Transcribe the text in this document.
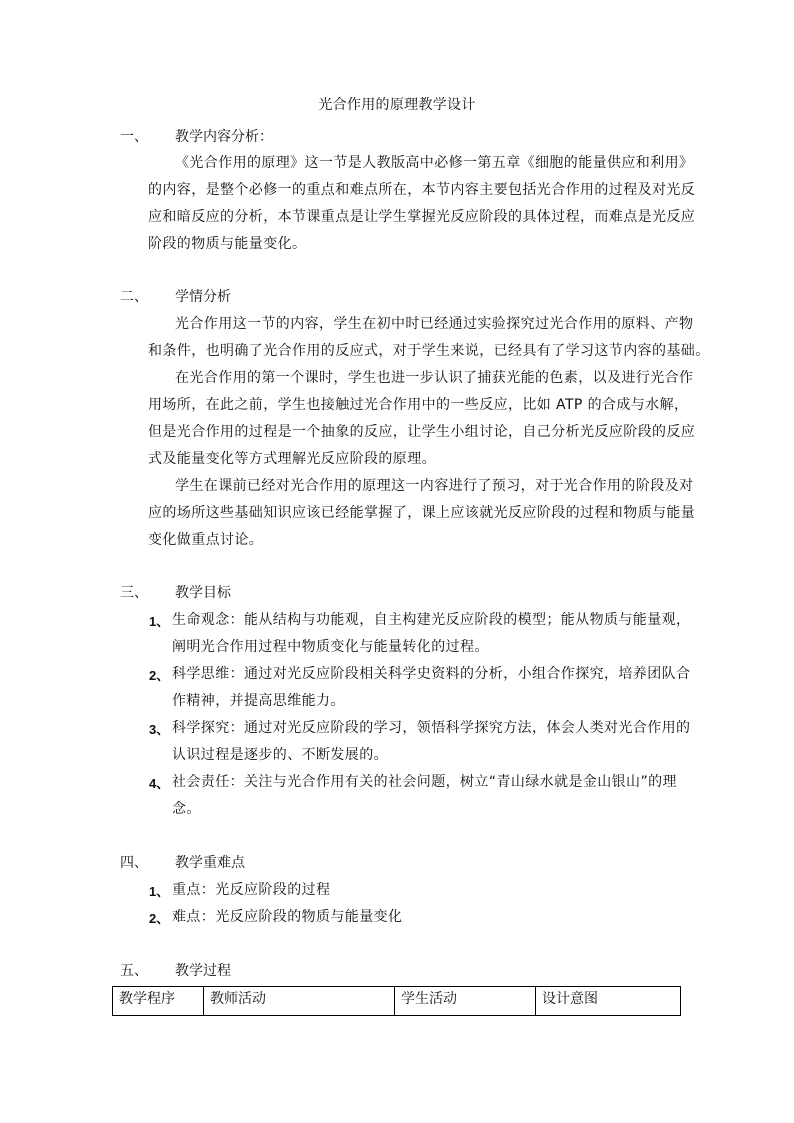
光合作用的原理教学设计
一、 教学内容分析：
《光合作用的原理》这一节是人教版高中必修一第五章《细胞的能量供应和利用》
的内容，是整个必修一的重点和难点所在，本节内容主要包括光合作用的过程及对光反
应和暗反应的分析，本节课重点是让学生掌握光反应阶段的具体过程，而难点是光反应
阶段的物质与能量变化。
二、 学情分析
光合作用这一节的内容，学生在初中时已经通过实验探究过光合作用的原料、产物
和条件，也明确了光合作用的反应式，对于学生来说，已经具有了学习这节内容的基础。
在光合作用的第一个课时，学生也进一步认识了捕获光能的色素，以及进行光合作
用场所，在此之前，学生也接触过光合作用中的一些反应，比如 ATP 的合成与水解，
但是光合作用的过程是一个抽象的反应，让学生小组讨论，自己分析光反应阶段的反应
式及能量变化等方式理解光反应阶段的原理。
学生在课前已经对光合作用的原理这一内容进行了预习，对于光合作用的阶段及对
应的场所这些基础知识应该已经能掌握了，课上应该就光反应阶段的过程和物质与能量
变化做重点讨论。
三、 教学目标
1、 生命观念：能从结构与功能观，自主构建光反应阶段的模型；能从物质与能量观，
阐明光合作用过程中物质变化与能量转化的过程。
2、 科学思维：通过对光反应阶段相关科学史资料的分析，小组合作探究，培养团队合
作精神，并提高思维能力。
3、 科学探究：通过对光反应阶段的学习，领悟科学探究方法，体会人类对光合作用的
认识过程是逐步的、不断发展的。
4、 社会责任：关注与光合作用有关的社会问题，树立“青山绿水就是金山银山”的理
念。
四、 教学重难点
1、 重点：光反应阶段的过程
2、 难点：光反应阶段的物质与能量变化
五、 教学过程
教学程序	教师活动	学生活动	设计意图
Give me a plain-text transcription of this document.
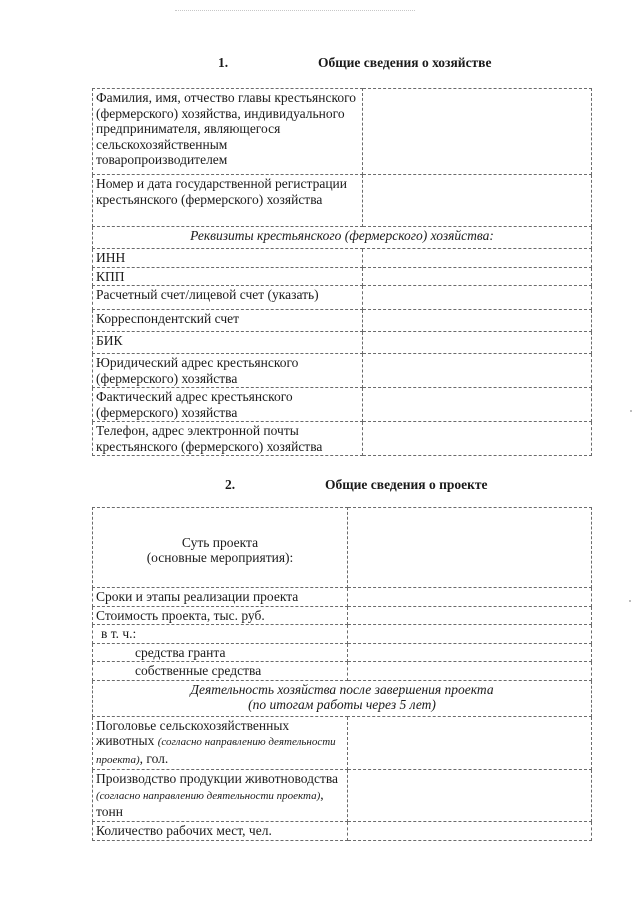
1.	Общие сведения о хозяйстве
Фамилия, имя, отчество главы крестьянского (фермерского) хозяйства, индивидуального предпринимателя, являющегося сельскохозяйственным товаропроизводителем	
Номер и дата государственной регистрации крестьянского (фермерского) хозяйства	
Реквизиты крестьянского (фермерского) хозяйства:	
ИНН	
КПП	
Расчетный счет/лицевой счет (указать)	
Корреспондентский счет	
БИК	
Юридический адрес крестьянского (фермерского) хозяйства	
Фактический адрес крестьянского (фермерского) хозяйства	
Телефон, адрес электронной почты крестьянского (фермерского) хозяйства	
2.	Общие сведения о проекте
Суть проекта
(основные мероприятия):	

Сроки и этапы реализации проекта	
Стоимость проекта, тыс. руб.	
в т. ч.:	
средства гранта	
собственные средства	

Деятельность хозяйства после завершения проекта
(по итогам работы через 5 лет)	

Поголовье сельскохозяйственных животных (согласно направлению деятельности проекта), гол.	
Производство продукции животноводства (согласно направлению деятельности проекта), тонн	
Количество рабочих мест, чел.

····················

# Work to complete
Within the listing above, copy each line that has the string "text".

# Solution below
Transcribe the text in this document.
Give me a plain-text transcription of this document.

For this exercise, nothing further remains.